- Your objective -
Every entry needs to be reproduced exactly.

- Dataset rows -
## Start
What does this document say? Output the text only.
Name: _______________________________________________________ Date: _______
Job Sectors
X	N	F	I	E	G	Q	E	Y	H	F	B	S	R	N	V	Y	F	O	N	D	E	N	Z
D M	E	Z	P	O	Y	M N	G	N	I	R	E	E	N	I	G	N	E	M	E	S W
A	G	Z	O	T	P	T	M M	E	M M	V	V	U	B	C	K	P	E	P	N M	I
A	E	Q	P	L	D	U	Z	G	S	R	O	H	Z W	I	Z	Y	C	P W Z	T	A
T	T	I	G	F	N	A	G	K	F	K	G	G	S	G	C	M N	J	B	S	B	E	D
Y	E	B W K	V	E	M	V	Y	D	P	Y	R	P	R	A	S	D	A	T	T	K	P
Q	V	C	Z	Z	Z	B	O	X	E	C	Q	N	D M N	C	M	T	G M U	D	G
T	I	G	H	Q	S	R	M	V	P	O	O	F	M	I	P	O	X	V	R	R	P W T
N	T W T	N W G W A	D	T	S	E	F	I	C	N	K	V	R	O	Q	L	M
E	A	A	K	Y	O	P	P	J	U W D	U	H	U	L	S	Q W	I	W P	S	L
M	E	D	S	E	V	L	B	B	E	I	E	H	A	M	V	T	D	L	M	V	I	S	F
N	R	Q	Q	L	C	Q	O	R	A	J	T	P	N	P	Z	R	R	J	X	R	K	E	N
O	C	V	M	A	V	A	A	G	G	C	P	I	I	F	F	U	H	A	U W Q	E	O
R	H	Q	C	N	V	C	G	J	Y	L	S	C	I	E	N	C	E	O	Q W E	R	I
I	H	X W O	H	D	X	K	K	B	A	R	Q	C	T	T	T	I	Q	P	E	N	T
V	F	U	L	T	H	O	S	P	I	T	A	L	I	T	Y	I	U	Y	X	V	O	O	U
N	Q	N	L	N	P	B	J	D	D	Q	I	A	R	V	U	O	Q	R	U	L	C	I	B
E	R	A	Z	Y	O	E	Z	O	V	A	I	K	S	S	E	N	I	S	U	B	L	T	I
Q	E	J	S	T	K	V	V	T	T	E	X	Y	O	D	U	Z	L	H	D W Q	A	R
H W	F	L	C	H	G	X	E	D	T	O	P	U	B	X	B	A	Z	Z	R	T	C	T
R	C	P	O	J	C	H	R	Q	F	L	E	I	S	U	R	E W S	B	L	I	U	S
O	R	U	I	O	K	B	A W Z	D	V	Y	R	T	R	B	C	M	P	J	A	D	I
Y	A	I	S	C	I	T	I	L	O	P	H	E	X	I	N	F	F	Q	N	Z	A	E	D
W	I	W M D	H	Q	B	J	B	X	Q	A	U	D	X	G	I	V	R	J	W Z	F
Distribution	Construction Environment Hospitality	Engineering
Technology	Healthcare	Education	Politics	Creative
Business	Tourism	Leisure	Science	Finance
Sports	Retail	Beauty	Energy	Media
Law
## End
- Output of the task -
What does this document say? Output the text only.
Name: _______________________________________________________ Date: _______
Job Sectors
X	N	F	I	E	G	Q	E	Y	H	F	B	S	R	N	V	Y	F	O	N	D	E	N	Z
D M	E	Z	P	O	Y	M N	G	N	I	R	E	E	N	I	G	N	E	M	E	S W
A	G	Z	O	T	P	T	M M	E	M M	V	V	U	B	C	K	P	E	P	N M	I
A	E	Q	P	L	D	U	Z	G	S	R	O	H	Z W	I	Z	Y	C	P W Z	T	A
T	T	I	G	F	N	A	G	K	F	K	G	G	S	G	C	M N	J	B	S	B	E	D
Y	E	B W K	V	E	M	V	Y	D	P	Y	R	P	R	A	S	D	A	T	T	K	P
Q	V	C	Z	Z	Z	B	O	X	E	C	Q	N	D M N	C	M	T	G M U	D	G
T	I	G	H	Q	S	R	M	V	P	O	O	F	M	I	P	O	X	V	R	R	P W T
N	T W T	N W G W A	D	T	S	E	F	I	C	N	K	V	R	O	Q	L	M
E	A	A	K	Y	O	P	P	J	U W D	U	H	U	L	S	Q W	I	W P	S	L
M	E	D	S	E	V	L	B	B	E	I	E	H	A	M	V	T	D	L	M	V	I	S	F
N	R	Q	Q	L	C	Q	O	R	A	J	T	P	N	P	Z	R	R	J	X	R	K	E	N
O	C	V	M	A	V	A	A	G	G	C	P	I	I	F	F	U	H	A	U W Q	E	O
R	H	Q	C	N	V	C	G	J	Y	L	S	C	I	E	N	C	E	O	Q W E	R	I
I	H	X W O	H	D	X	K	K	B	A	R	Q	C	T	T	T	I	Q	P	E	N	T
V	F	U	L	T	H	O	S	P	I	T	A	L	I	T	Y	I	U	Y	X	V	O	O	U
N	Q	N	L	N	P	B	J	D	D	Q	I	A	R	V	U	O	Q	R	U	L	C	I	B
E	R	A	Z	Y	O	E	Z	O	V	A	I	K	S	S	E	N	I	S	U	B	L	T	I
Q	E	J	S	T	K	V	V	T	T	E	X	Y	O	D	U	Z	L	H	D W Q	A	R
H W	F	L	C	H	G	X	E	D	T	O	P	U	B	X	B	A	Z	Z	R	T	C	T
R	C	P	O	J	C	H	R	Q	F	L	E	I	S	U	R	E W S	B	L	I	U	S
O	R	U	I	O	K	B	A W Z	D	V	Y	R	T	R	B	C	M	P	J	A	D	I
Y	A	I	S	C	I	T	I	L	O	P	H	E	X	I	N	F	F	Q	N	Z	A	E	D
W	I	W M D	H	Q	B	J	B	X	Q	A	U	D	X	G	I	V	R	J	W Z	F
Distribution	Construction Environment Hospitality	Engineering
Technology	Healthcare	Education	Politics	Creative
Business	Tourism	Leisure	Science	Finance
Sports	Retail	Beauty	Energy	Media
Law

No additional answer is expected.